- _TASK REQUIREMENTS_
Each record must be reproduced exactly as it is shown.

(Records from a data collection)
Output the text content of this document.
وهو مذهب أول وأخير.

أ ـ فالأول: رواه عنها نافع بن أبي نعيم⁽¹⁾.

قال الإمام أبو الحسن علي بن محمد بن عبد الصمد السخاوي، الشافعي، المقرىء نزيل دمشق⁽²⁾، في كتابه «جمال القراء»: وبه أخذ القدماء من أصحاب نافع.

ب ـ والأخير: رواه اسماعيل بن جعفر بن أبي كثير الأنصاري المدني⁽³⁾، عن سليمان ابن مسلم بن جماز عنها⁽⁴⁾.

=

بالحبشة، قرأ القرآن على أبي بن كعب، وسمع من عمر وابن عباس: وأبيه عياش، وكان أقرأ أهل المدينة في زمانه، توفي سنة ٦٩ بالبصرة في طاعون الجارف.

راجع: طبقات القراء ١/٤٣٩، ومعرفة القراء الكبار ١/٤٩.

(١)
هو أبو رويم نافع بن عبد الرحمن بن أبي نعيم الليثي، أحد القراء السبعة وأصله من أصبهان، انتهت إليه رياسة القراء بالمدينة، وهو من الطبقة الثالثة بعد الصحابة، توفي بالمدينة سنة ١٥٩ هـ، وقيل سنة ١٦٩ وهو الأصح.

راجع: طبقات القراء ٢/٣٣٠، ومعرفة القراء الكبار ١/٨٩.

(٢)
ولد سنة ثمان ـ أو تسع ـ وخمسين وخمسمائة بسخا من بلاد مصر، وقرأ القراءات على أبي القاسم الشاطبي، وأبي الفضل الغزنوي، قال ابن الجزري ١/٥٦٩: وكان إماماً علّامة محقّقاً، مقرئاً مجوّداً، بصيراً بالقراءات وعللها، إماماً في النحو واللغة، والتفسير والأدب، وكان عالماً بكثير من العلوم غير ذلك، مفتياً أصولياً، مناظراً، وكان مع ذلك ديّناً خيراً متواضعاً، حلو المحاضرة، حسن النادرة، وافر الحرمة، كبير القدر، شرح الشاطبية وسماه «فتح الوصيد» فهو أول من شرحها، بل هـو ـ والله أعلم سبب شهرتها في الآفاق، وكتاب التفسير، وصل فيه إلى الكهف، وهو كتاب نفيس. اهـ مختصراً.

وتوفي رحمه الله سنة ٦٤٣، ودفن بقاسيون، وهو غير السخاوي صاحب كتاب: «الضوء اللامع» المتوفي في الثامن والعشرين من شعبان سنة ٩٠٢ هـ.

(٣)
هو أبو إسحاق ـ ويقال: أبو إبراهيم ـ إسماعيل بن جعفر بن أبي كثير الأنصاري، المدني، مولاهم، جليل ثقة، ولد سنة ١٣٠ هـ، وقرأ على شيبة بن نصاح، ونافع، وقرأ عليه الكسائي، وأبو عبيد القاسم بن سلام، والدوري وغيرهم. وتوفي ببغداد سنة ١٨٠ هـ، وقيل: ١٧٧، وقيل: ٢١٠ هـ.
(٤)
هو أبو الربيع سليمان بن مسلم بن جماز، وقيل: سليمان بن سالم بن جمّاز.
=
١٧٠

- _CORRECT OUTPUT_
Output the text content of this document.
وهو مذهب أول وأخير.

أ ـ فالأول: رواه عنها نافع بن أبي نعيم⁽¹⁾.

قال الإمام أبو الحسن علي بن محمد بن عبد الصمد السخاوي، الشافعي، المقرىء نزيل دمشق⁽²⁾، في كتابه «جمال القراء»: وبه أخذ القدماء من أصحاب نافع.

ب ـ والأخير: رواه اسماعيل بن جعفر بن أبي كثير الأنصاري المدني⁽³⁾، عن سليمان ابن مسلم بن جماز عنها⁽⁴⁾.

=

بالحبشة، قرأ القرآن على أبي بن كعب، وسمع من عمر وابن عباس: وأبيه عياش، وكان أقرأ أهل المدينة في زمانه، توفي سنة ٦٩ بالبصرة في طاعون الجارف.

راجع: طبقات القراء ١/٤٣٩، ومعرفة القراء الكبار ١/٤٩.

(١)
هو أبو رويم نافع بن عبد الرحمن بن أبي نعيم الليثي، أحد القراء السبعة وأصله من أصبهان، انتهت إليه رياسة القراء بالمدينة، وهو من الطبقة الثالثة بعد الصحابة، توفي بالمدينة سنة ١٥٩ هـ، وقيل سنة ١٦٩ وهو الأصح.

راجع: طبقات القراء ٢/٣٣٠، ومعرفة القراء الكبار ١/٨٩.

(٢)
ولد سنة ثمان ـ أو تسع ـ وخمسين وخمسمائة بسخا من بلاد مصر، وقرأ القراءات على أبي القاسم الشاطبي، وأبي الفضل الغزنوي، قال ابن الجزري ١/٥٦٩: وكان إماماً علّامة محقّقاً، مقرئاً مجوّداً، بصيراً بالقراءات وعللها، إماماً في النحو واللغة، والتفسير والأدب، وكان عالماً بكثير من العلوم غير ذلك، مفتياً أصولياً، مناظراً، وكان مع ذلك ديّناً خيراً متواضعاً، حلو المحاضرة، حسن النادرة، وافر الحرمة، كبير القدر، شرح الشاطبية وسماه «فتح الوصيد» فهو أول من شرحها، بل هـو ـ والله أعلم سبب شهرتها في الآفاق، وكتاب التفسير، وصل فيه إلى الكهف، وهو كتاب نفيس. اهـ مختصراً.

وتوفي رحمه الله سنة ٦٤٣، ودفن بقاسيون، وهو غير السخاوي صاحب كتاب: «الضوء اللامع» المتوفي في الثامن والعشرين من شعبان سنة ٩٠٢ هـ.

(٣)
هو أبو إسحاق ـ ويقال: أبو إبراهيم ـ إسماعيل بن جعفر بن أبي كثير الأنصاري، المدني، مولاهم، جليل ثقة، ولد سنة ١٣٠ هـ، وقرأ على شيبة بن نصاح، ونافع، وقرأ عليه الكسائي، وأبو عبيد القاسم بن سلام، والدوري وغيرهم. وتوفي ببغداد سنة ١٨٠ هـ، وقيل: ١٧٧، وقيل: ٢١٠ هـ.
(٤)
هو أبو الربيع سليمان بن مسلم بن جماز، وقيل: سليمان بن سالم بن جمّاز.
=
١٧٠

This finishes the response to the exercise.